---------- Supplied information
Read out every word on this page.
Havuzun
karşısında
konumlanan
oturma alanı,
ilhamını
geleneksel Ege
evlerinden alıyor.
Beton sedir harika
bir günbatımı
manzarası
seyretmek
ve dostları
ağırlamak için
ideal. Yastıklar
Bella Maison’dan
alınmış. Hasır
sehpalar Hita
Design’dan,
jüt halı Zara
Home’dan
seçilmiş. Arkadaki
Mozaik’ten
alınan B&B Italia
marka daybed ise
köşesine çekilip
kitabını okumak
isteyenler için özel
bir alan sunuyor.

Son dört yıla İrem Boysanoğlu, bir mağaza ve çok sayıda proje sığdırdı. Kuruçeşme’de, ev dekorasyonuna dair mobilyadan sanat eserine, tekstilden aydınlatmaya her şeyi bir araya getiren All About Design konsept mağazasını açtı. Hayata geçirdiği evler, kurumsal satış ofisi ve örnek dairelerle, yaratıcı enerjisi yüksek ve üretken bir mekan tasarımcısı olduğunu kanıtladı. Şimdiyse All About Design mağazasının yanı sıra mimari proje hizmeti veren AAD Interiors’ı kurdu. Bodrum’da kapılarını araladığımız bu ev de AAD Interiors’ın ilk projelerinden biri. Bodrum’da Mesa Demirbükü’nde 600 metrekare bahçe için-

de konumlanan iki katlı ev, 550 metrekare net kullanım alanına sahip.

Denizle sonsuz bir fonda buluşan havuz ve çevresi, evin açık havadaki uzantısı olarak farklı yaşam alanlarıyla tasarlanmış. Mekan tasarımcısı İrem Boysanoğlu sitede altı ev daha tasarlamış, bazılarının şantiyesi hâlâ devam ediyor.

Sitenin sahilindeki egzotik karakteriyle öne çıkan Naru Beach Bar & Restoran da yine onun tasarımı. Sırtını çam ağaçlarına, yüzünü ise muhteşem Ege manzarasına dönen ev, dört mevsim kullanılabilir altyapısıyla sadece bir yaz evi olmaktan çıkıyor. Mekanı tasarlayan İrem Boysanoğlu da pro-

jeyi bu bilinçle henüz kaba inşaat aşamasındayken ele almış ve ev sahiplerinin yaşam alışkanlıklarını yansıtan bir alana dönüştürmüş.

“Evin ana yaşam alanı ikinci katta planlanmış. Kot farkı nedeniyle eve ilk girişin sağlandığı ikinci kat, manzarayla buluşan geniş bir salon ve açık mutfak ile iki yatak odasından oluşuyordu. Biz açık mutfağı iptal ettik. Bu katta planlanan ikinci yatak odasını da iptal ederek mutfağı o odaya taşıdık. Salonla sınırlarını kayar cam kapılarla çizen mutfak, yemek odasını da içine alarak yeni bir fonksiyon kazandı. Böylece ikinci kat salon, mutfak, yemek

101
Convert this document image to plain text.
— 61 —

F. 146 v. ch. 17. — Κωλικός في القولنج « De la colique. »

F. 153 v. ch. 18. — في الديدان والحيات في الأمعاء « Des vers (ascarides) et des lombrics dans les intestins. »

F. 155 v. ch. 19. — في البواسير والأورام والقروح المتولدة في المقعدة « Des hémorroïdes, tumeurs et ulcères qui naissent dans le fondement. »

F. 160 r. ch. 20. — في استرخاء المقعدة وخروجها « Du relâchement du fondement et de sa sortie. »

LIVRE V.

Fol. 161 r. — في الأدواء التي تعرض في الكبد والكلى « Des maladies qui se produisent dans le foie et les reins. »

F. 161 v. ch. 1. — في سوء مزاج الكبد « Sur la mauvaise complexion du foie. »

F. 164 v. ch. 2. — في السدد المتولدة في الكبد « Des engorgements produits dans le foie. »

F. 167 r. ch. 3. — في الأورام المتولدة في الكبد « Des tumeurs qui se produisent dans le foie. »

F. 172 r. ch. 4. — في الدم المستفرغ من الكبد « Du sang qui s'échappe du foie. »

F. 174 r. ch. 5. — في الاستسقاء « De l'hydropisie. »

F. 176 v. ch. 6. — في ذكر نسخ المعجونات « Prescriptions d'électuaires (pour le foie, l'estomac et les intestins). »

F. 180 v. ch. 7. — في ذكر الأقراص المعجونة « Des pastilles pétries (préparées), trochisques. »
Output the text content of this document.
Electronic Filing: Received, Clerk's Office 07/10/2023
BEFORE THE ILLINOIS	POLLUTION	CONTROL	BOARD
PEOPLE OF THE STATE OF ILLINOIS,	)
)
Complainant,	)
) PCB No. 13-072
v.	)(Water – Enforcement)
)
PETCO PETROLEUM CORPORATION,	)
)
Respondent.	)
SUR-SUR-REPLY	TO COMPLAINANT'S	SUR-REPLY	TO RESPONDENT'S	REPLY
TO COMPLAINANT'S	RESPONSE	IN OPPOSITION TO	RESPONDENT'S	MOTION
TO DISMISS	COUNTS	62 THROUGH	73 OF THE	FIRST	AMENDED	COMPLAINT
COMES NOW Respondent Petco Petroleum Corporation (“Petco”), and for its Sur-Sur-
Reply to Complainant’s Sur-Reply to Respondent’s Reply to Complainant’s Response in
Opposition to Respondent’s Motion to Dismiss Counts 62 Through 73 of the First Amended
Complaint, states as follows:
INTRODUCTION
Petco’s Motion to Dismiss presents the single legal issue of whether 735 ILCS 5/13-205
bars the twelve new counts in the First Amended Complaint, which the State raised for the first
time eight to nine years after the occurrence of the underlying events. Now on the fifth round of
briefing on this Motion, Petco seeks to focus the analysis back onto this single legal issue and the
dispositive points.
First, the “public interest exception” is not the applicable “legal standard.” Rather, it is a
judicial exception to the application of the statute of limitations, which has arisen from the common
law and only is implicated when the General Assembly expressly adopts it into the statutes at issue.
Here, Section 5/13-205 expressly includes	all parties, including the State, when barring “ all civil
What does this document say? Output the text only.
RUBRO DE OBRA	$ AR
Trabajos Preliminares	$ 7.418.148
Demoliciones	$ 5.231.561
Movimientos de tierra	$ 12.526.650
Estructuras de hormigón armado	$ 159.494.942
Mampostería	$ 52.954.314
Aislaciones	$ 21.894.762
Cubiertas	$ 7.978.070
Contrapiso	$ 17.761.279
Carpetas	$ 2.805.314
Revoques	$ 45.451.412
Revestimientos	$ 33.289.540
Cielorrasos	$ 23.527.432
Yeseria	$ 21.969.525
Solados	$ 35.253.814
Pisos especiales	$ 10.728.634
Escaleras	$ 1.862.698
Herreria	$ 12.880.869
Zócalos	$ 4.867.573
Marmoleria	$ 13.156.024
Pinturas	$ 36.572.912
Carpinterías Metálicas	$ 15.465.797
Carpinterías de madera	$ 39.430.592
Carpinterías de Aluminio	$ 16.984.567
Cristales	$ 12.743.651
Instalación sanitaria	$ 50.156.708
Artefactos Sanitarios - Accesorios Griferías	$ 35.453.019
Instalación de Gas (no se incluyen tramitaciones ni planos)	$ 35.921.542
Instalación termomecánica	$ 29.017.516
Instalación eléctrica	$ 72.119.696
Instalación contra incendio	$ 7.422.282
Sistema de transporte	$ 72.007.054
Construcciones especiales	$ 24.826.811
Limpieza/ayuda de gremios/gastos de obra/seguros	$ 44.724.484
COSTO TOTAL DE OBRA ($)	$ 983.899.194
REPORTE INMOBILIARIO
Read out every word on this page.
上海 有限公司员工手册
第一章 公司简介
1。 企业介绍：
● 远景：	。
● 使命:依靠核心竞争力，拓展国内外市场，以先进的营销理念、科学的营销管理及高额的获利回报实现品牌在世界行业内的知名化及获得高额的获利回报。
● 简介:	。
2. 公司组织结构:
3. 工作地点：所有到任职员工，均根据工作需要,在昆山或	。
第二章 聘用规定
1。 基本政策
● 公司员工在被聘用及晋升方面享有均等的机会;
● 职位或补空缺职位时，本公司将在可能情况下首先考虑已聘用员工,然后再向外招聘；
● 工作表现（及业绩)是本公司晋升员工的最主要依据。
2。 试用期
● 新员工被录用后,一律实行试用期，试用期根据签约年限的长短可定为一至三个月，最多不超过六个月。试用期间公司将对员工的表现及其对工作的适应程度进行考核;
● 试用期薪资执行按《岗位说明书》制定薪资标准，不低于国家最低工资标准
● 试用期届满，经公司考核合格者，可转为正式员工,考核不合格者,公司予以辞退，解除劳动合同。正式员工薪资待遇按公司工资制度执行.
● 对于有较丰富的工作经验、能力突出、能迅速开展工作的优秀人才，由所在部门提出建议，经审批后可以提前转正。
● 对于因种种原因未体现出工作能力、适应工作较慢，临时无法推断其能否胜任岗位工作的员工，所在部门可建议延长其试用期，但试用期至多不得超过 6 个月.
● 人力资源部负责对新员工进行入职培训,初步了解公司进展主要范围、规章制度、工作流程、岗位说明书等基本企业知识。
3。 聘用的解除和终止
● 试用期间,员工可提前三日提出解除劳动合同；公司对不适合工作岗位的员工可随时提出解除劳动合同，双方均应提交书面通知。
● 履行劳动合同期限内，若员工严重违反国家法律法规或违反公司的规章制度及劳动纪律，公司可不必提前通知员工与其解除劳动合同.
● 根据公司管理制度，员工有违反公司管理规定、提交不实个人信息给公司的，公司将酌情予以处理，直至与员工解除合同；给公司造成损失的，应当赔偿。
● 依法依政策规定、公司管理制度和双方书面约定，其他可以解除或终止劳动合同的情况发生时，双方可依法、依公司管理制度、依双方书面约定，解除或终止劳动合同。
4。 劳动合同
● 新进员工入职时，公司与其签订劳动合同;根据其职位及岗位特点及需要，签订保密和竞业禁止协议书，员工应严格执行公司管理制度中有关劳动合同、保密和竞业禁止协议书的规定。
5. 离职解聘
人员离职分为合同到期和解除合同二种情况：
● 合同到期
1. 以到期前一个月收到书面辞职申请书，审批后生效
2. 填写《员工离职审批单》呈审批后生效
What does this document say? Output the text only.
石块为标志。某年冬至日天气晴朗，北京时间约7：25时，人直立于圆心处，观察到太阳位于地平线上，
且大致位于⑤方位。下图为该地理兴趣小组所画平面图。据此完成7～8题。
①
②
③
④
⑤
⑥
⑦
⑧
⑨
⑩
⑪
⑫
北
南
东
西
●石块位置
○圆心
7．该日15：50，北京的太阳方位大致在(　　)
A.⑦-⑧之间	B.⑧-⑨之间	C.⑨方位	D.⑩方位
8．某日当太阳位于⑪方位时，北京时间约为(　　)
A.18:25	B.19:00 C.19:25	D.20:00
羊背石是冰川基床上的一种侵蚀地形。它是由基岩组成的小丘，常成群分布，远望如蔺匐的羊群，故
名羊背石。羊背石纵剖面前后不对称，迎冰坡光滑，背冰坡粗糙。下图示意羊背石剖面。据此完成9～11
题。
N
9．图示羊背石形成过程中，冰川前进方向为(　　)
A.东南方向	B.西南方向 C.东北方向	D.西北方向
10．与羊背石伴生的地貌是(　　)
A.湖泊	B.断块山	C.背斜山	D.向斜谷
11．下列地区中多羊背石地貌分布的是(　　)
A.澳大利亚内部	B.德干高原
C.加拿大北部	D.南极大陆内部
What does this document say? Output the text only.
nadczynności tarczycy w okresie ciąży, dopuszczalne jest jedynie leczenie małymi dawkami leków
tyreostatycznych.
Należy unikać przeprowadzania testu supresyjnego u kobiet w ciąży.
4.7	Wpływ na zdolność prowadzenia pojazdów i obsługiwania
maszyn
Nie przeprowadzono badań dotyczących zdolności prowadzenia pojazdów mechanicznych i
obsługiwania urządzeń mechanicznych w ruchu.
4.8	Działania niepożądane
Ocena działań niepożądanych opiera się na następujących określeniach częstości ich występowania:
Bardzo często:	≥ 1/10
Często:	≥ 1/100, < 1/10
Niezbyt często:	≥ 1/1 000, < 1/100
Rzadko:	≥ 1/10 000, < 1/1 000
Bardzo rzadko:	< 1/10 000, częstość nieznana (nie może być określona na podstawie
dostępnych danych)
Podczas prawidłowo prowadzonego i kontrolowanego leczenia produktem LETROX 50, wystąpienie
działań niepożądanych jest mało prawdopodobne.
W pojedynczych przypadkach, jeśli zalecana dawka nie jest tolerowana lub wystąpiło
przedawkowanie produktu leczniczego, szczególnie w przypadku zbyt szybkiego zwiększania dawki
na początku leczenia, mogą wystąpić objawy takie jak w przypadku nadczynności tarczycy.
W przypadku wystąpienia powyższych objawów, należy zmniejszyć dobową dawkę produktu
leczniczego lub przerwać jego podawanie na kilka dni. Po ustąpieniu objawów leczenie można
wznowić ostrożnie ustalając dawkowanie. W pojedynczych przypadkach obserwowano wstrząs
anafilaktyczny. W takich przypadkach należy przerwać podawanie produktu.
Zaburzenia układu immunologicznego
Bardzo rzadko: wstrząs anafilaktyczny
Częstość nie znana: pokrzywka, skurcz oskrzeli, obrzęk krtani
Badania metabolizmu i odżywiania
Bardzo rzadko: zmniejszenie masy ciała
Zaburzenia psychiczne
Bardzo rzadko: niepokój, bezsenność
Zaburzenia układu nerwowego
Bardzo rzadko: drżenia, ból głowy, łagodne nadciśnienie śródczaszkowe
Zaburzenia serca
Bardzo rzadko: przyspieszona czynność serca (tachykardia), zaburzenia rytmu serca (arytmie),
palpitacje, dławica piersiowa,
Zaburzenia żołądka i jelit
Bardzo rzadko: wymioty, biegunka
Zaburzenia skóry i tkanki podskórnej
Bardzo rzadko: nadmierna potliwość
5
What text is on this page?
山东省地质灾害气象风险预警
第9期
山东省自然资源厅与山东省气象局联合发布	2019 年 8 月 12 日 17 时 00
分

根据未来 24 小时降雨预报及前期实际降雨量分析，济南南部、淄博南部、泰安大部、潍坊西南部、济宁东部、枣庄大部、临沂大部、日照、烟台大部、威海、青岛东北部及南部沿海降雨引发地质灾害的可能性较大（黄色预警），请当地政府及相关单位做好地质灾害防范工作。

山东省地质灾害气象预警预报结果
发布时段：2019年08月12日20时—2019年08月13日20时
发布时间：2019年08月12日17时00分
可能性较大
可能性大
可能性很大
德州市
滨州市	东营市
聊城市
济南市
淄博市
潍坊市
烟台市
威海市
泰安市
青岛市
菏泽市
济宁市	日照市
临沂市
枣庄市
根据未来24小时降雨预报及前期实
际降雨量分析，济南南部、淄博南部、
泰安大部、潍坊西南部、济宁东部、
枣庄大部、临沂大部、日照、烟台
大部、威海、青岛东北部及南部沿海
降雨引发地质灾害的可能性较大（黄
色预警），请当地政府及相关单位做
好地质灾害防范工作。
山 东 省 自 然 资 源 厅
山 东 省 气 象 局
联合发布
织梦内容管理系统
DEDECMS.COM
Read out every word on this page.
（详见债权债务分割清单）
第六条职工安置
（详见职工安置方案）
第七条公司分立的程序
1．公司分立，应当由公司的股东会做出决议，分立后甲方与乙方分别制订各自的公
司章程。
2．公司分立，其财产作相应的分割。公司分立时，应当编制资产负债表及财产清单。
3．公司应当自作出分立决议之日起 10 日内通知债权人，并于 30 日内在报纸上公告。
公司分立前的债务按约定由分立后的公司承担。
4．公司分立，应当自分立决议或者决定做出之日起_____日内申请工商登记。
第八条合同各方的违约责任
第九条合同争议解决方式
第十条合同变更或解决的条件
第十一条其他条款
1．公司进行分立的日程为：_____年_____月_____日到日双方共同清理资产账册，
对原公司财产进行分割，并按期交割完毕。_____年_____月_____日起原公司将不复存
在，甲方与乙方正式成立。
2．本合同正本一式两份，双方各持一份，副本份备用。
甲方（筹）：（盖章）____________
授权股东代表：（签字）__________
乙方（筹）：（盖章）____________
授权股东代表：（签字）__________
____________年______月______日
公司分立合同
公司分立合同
--------------------
__The problem__.
Track down every line holding the string "tasarımcısı" and copy it.

__Task output__.
Son dört yıla İrem Boysanoğlu, bir mağaza ve çok sayıda proje sığdırdı. Kuruçeşme’de, ev dekorasyonuna dair mobilyadan sanat eserine, tekstilden aydınlatmaya her şeyi bir araya getiren All About Design konsept mağazasını açtı. Hayata geçirdiği evler, kurumsal satış ofisi ve örnek dairelerle, yaratıcı enerjisi yüksek ve üretken bir mekan tasarımcısı olduğunu kanıtladı. Şimdiyse All About Design mağazasının yanı sıra mimari proje hizmeti veren AAD Interiors’ı kurdu. Bodrum’da kapılarını araladığımız bu ev de AAD Interiors’ın ilk projelerinden biri. Bodrum’da Mesa Demirbükü’nde 600 metrekare bahçe için-
Denizle sonsuz bir fonda buluşan havuz ve çevresi, evin açık havadaki uzantısı olarak farklı yaşam alanlarıyla tasarlanmış. Mekan tasarımcısı İrem Boysanoğlu sitede altı ev daha tasarlamış, bazılarının şantiyesi hâlâ devam ediyor.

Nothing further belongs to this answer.